WHAT IS ASKED
Tally the lines below that contain "intelligente". The number is the whole answer.

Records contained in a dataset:
>>

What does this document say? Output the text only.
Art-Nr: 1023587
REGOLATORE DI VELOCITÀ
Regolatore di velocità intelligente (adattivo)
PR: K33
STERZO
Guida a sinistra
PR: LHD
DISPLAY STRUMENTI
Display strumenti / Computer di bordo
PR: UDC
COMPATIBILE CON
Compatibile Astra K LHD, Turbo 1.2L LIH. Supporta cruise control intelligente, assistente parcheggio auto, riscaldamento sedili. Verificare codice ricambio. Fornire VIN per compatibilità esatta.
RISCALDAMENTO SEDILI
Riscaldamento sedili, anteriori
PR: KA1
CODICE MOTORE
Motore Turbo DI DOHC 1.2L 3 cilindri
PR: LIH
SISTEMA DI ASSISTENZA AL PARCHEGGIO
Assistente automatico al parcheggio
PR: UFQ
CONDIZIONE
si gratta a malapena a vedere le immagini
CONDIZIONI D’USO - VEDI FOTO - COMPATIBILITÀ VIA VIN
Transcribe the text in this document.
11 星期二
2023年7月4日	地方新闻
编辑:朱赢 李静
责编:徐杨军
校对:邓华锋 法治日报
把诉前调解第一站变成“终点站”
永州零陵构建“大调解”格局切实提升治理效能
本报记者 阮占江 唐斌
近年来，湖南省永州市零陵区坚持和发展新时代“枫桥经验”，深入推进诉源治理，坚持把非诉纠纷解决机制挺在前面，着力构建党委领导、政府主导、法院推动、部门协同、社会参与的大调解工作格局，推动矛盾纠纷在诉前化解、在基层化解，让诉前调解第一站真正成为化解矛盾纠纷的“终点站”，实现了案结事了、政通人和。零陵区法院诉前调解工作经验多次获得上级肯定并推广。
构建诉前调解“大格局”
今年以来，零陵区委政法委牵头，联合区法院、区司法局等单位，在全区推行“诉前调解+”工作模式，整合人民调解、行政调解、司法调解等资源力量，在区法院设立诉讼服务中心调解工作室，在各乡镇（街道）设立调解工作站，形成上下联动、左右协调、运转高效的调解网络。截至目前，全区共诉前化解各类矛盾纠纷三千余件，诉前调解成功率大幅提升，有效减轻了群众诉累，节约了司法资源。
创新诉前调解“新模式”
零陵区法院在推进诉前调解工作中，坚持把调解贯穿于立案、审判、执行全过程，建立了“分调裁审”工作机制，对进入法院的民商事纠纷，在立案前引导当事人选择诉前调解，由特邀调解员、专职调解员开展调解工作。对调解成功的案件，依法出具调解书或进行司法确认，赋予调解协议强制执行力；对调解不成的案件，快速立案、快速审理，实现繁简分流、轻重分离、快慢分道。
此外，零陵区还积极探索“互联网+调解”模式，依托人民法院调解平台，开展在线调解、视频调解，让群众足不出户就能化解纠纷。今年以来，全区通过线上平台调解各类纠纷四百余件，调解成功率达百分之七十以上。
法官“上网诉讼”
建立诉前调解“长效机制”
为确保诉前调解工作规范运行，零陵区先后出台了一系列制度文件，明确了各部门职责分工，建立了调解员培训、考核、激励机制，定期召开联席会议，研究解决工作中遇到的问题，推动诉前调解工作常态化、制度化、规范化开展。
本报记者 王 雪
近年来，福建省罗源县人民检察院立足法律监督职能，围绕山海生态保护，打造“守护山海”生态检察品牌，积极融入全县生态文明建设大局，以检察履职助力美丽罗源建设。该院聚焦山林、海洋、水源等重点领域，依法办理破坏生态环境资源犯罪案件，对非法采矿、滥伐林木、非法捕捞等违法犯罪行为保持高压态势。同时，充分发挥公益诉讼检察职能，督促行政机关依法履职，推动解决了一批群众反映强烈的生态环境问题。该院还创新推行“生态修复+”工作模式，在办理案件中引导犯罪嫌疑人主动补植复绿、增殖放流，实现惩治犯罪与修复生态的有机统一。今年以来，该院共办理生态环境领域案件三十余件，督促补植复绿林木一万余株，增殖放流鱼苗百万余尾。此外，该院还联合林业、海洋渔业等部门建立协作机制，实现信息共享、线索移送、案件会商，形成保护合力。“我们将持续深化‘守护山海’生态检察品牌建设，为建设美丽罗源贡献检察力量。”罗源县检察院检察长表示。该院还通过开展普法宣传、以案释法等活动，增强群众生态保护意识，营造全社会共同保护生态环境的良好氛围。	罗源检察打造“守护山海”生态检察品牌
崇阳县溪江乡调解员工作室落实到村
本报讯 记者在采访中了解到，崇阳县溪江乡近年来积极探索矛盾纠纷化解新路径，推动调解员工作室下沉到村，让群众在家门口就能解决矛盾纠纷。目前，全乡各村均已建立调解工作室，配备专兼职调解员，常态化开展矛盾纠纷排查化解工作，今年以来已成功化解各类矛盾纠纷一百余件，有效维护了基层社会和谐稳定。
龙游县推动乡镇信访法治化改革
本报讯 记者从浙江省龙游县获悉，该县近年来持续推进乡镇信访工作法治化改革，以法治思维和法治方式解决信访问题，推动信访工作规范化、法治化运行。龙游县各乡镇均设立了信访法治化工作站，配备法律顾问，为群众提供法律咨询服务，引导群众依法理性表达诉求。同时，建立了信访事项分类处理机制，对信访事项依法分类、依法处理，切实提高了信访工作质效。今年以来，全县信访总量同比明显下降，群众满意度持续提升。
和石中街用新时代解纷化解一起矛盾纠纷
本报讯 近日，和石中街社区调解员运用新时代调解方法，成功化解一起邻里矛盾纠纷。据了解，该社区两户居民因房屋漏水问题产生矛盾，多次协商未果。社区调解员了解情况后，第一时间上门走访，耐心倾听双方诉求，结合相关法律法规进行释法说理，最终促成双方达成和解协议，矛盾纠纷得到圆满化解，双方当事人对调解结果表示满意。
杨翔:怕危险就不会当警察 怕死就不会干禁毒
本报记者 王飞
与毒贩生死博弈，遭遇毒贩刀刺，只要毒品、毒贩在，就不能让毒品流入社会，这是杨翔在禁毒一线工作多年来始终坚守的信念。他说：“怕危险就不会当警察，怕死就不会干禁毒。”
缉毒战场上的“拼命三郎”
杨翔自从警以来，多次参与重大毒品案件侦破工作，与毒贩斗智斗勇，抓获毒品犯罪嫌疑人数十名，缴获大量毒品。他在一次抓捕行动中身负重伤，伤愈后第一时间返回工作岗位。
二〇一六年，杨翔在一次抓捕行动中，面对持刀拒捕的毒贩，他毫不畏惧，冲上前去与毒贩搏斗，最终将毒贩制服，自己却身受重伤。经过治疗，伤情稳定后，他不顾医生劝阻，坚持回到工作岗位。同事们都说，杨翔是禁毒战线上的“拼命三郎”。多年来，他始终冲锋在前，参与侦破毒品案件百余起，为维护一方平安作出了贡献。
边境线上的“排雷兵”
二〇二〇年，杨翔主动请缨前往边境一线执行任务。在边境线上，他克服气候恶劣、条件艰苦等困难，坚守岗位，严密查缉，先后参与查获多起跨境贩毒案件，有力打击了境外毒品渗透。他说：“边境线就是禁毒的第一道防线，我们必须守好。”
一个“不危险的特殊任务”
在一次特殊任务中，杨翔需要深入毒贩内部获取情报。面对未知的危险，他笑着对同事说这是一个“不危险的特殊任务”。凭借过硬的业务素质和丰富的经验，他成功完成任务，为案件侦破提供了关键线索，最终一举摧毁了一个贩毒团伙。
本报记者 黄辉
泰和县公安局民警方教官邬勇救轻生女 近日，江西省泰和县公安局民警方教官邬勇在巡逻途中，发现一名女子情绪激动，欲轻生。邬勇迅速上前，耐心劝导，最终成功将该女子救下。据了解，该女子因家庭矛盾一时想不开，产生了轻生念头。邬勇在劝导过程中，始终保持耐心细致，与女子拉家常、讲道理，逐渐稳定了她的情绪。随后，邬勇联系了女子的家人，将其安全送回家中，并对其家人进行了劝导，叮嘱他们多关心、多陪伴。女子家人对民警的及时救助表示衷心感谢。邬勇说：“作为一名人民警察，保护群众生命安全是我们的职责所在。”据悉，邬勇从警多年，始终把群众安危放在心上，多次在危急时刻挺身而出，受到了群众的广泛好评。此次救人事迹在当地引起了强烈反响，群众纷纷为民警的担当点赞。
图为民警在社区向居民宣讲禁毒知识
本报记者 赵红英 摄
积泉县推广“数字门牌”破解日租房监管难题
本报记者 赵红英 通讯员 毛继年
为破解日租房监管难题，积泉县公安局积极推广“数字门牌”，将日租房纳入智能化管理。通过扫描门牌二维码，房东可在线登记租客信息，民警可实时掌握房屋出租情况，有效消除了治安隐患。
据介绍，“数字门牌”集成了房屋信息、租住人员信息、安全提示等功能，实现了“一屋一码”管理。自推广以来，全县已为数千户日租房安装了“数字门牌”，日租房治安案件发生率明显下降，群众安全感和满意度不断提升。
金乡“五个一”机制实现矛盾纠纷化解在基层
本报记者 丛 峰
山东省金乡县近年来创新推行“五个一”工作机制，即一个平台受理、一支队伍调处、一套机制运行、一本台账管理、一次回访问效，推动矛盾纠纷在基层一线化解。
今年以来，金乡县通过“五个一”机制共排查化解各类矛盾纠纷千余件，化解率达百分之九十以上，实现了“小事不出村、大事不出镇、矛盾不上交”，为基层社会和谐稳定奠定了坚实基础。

<<

RESULT FOR THIS TASK
2